[Records from a dataset]
....................

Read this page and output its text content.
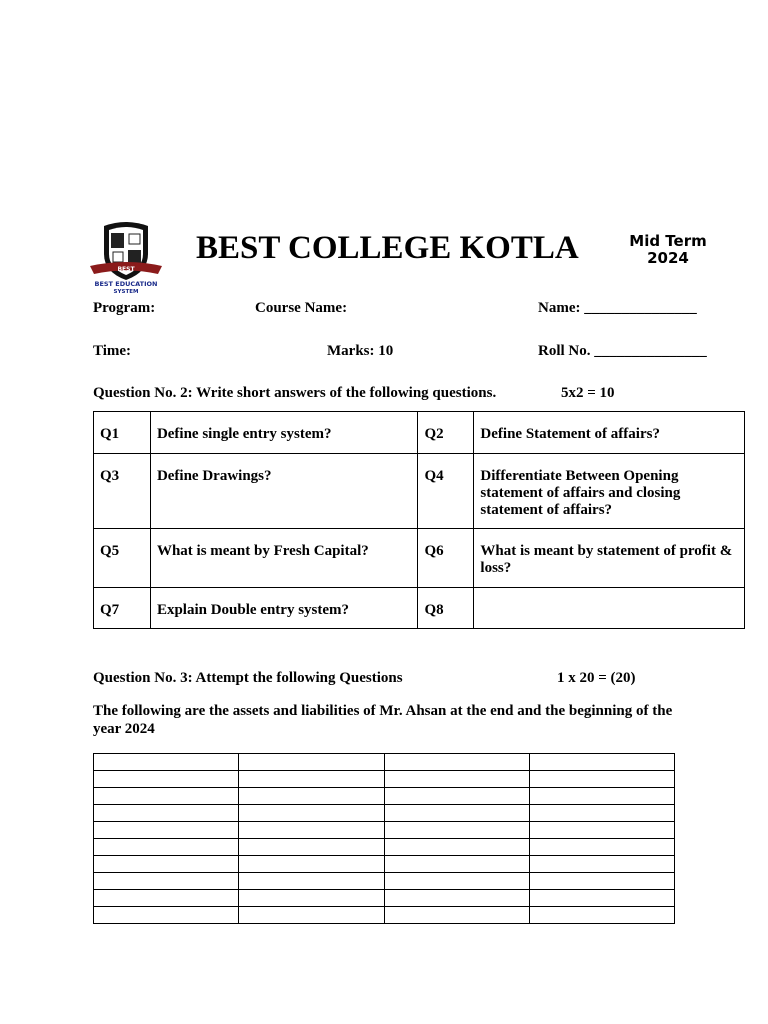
BEST
BEST EDUCATION
SYSTEM
BEST COLLEGE KOTLA	Mid Term
2024
Program:	Course Name:	Name: _______________
Time:	Marks: 10	Roll No. _______________
Question No. 2: Write short answers of the following questions.	5x2 = 10
Q1	Define single entry system?	Q2	Define Statement of affairs?
Q3	Define Drawings?	Q4	Differentiate Between Opening statement of affairs and closing statement of affairs?
Q5	What is meant by Fresh Capital?	Q6	What is meant by statement of profit & loss?
Q7	Explain Double entry system?	Q8	
Question No. 3: Attempt the following Questions	1 x 20 = (20)
The following are the assets and liabilities of Mr. Ahsan at the end and the beginning of the year 2024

....................

Exercise requirements: Copy out each line word for word, please, skipping the images.

Problem solution:
Read this page and output its text content.
BEST
BEST EDUCATION
SYSTEM
BEST COLLEGE KOTLA	Mid Term
2024
Program:	Course Name:	Name: _______________
Time:	Marks: 10	Roll No. _______________
Question No. 2: Write short answers of the following questions.	5x2 = 10
Q1	Define single entry system?	Q2	Define Statement of affairs?
Q3	Define Drawings?	Q4	Differentiate Between Opening statement of affairs and closing statement of affairs?
Q5	What is meant by Fresh Capital?	Q6	What is meant by statement of profit & loss?
Q7	Explain Double entry system?	Q8	
Question No. 3: Attempt the following Questions	1 x 20 = (20)
The following are the assets and liabilities of Mr. Ahsan at the end and the beginning of the year 2024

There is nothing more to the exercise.